• THE TASK:
Lines containing the word "printer" are to be located and copied.

——————————

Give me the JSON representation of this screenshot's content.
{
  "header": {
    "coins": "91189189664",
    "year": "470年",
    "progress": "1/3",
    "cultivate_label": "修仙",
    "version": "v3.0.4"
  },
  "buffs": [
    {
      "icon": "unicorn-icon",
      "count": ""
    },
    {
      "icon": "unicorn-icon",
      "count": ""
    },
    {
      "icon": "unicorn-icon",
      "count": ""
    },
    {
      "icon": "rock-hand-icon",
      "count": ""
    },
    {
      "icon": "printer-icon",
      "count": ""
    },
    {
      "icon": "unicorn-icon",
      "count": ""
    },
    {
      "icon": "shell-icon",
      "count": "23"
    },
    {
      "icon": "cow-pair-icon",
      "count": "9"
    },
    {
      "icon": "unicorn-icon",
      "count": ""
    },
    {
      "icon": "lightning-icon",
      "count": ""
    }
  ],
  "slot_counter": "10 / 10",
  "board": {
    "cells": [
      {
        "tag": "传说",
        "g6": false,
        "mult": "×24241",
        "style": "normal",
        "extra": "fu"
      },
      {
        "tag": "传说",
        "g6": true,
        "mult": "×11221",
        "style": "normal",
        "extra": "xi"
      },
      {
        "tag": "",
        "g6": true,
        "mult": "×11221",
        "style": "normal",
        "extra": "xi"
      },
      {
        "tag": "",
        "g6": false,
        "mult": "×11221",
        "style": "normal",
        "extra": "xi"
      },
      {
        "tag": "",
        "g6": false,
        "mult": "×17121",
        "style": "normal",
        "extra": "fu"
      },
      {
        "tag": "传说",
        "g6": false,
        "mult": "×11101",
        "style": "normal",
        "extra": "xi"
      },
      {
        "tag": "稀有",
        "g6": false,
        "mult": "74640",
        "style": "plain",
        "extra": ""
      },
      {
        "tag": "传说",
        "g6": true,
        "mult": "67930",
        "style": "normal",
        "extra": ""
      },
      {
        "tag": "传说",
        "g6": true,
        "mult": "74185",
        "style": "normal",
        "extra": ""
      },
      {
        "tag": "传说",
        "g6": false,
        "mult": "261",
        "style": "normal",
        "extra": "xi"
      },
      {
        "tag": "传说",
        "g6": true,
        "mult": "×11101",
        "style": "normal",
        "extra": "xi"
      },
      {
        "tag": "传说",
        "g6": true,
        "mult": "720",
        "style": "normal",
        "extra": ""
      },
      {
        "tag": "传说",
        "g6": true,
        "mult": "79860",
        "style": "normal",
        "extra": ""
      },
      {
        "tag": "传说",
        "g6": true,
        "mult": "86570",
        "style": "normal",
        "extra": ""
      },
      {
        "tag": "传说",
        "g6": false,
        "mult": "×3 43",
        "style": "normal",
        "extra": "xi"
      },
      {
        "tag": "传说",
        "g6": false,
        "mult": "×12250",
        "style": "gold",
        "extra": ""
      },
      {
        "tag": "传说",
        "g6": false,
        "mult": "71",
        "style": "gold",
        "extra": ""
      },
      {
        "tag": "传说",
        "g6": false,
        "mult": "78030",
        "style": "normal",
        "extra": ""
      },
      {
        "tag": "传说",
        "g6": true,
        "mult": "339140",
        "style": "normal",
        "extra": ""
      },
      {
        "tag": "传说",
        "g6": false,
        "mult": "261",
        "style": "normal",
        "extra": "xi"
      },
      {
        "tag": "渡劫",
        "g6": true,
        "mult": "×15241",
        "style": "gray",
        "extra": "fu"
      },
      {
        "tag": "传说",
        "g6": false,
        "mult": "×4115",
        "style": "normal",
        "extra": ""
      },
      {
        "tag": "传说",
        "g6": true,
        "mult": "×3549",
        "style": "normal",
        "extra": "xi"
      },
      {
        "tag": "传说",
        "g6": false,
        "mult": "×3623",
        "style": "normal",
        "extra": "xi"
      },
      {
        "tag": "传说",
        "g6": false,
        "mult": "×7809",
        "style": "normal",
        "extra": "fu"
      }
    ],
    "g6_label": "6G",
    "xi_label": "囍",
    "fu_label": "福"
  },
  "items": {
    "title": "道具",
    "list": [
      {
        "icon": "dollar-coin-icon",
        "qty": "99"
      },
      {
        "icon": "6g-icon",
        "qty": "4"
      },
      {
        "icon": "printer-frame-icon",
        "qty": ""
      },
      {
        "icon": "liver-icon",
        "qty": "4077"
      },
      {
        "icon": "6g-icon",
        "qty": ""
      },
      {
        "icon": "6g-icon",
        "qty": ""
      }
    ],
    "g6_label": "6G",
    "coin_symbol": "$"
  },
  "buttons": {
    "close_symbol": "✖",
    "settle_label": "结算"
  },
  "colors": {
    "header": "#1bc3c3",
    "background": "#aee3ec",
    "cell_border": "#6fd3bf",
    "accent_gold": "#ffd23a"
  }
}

——————————

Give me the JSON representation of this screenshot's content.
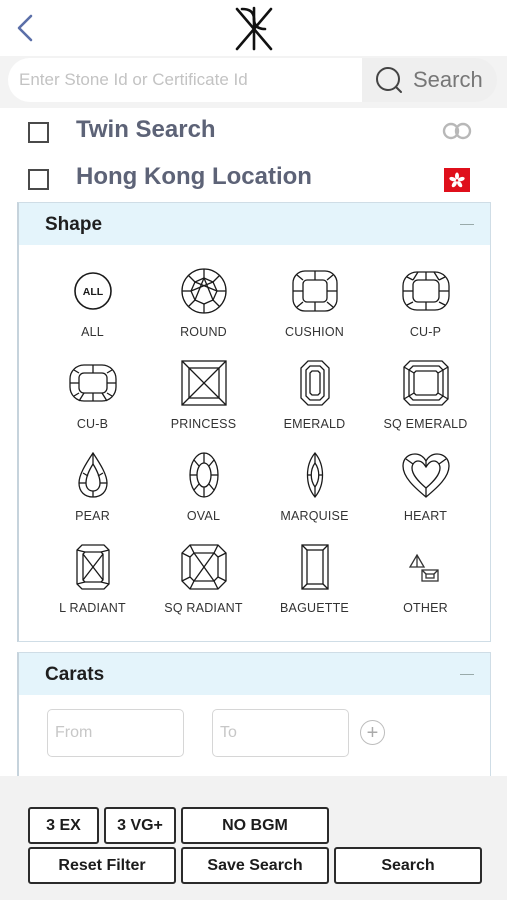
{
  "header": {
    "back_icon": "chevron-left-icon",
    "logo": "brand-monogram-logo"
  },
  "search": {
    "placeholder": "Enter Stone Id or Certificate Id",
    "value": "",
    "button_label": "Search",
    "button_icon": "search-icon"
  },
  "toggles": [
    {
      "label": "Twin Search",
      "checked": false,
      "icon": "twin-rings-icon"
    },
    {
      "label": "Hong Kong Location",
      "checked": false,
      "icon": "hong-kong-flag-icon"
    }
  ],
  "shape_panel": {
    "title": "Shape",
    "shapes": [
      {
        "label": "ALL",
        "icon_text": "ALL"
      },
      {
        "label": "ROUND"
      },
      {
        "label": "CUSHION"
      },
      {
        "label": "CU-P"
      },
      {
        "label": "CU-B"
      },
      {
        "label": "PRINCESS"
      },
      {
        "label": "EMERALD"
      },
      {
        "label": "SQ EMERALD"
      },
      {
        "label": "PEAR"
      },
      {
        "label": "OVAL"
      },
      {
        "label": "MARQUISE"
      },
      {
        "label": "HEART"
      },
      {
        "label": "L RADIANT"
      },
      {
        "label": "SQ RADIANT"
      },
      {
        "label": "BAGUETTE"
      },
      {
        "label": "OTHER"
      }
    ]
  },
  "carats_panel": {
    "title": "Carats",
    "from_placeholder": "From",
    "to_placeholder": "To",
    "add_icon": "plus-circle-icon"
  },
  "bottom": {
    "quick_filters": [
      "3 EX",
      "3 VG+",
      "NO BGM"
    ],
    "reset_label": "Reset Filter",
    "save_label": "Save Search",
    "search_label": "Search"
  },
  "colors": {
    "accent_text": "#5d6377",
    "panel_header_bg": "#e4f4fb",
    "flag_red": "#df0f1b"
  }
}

——————————

• FINISHED TASK:
      "icon": "printer-icon",
        "icon": "printer-frame-icon",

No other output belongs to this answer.